[Extracted records]
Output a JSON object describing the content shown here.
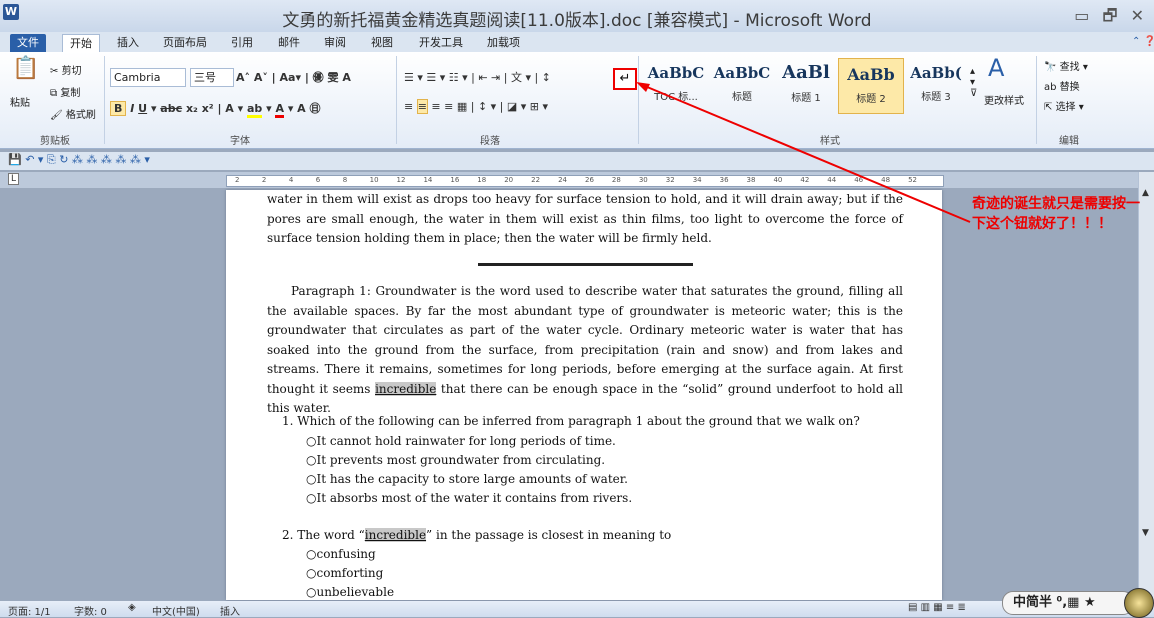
{
  "window": {
    "title": "文勇的新托福黄金精选真题阅读[11.0版本].doc [兼容模式] - Microsoft Word",
    "controls": "▭ 🗗 ✕"
  },
  "tabs": [
    "文件",
    "开始",
    "插入",
    "页面布局",
    "引用",
    "邮件",
    "审阅",
    "视图",
    "开发工具",
    "加载项"
  ],
  "clipboard": {
    "paste": "粘贴",
    "cut": "剪切",
    "copy": "复制",
    "format_painter": "格式刷",
    "label": "剪贴板"
  },
  "font": {
    "name": "Cambria",
    "size": "三号",
    "label": "字体"
  },
  "paragraph": {
    "label": "段落",
    "show_marks": "↵"
  },
  "styles": {
    "items": [
      {
        "sample": "AaBbC",
        "label": "TOC 标..."
      },
      {
        "sample": "AaBbC",
        "label": "标题"
      },
      {
        "sample": "AaBl",
        "label": "标题 1"
      },
      {
        "sample": "AaBb",
        "label": "标题 2"
      },
      {
        "sample": "AaBb(",
        "label": "标题 3"
      }
    ],
    "change_styles": "更改样式",
    "label": "样式"
  },
  "editing": {
    "find": "查找",
    "replace": "替换",
    "select": "选择",
    "label": "编辑"
  },
  "ruler": {
    "ticks": [
      "2",
      "2",
      "4",
      "6",
      "8",
      "10",
      "12",
      "14",
      "16",
      "18",
      "20",
      "22",
      "24",
      "26",
      "28",
      "30",
      "32",
      "34",
      "36",
      "38",
      "40",
      "42",
      "44",
      "46",
      "48",
      "52"
    ]
  },
  "document": {
    "top_paragraph": "water in them will exist as drops too heavy for surface tension to hold, and it will drain away; but if the pores are small enough, the water in them will exist as thin films, too light to overcome the force of surface tension holding them in place; then the water will be firmly held.",
    "para1_a": "Paragraph 1: Groundwater is the word used to describe water that saturates the ground, filling all the available spaces. By far the most abundant type of groundwater is meteoric water; this is the groundwater that circulates as part of the water cycle. Ordinary meteoric water is water that has soaked into the ground from the surface, from precipitation (rain and snow) and from lakes and streams. There it remains, sometimes for long periods, before emerging at the surface again. At first thought it seems ",
    "para1_hl": "incredible",
    "para1_b": " that there can be enough space in the “solid” ground underfoot to hold all this water.",
    "q1": {
      "stem": "1. Which of the following can be inferred from paragraph 1 about the ground that we walk on?",
      "options": [
        "○It cannot hold rainwater for long periods of time.",
        "○It prevents most groundwater from circulating.",
        "○It has the capacity to store large amounts of water.",
        "○It absorbs most of the water it contains from rivers."
      ]
    },
    "q2": {
      "stem_a": "2. The word “",
      "stem_hl": "incredible",
      "stem_b": "” in the passage is closest in meaning to",
      "options": [
        "○confusing",
        "○comforting",
        "○unbelievable"
      ]
    }
  },
  "annotation": "奇迹的诞生就只是需要按一下这个钮就好了！！！",
  "status": {
    "page": "页面: 1/1",
    "words": "字数: 0",
    "lang": "中文(中国)",
    "mode": "插入"
  },
  "ime": "中简半 ⁰,▦ ★",
  "colors": {
    "accent": "#2a5fa8",
    "annotation": "#e00000",
    "highlight": "#c8c8c8"
  }
}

WRITTEN TASK:
Copy every line above that holds the word "periods".

CORRECT ANSWER:
    "para1_a": "Paragraph 1: Groundwater is the word used to describe water that saturates the ground, filling all the available spaces. By far the most abundant type of groundwater is meteoric water; this is the groundwater that circulates as part of the water cycle. Ordinary meteoric water is water that has soaked into the ground from the surface, from precipitation (rain and snow) and from lakes and streams. There it remains, sometimes for long periods, before emerging at the surface again. At first thought it seems ",
        "○It cannot hold rainwater for long periods of time.",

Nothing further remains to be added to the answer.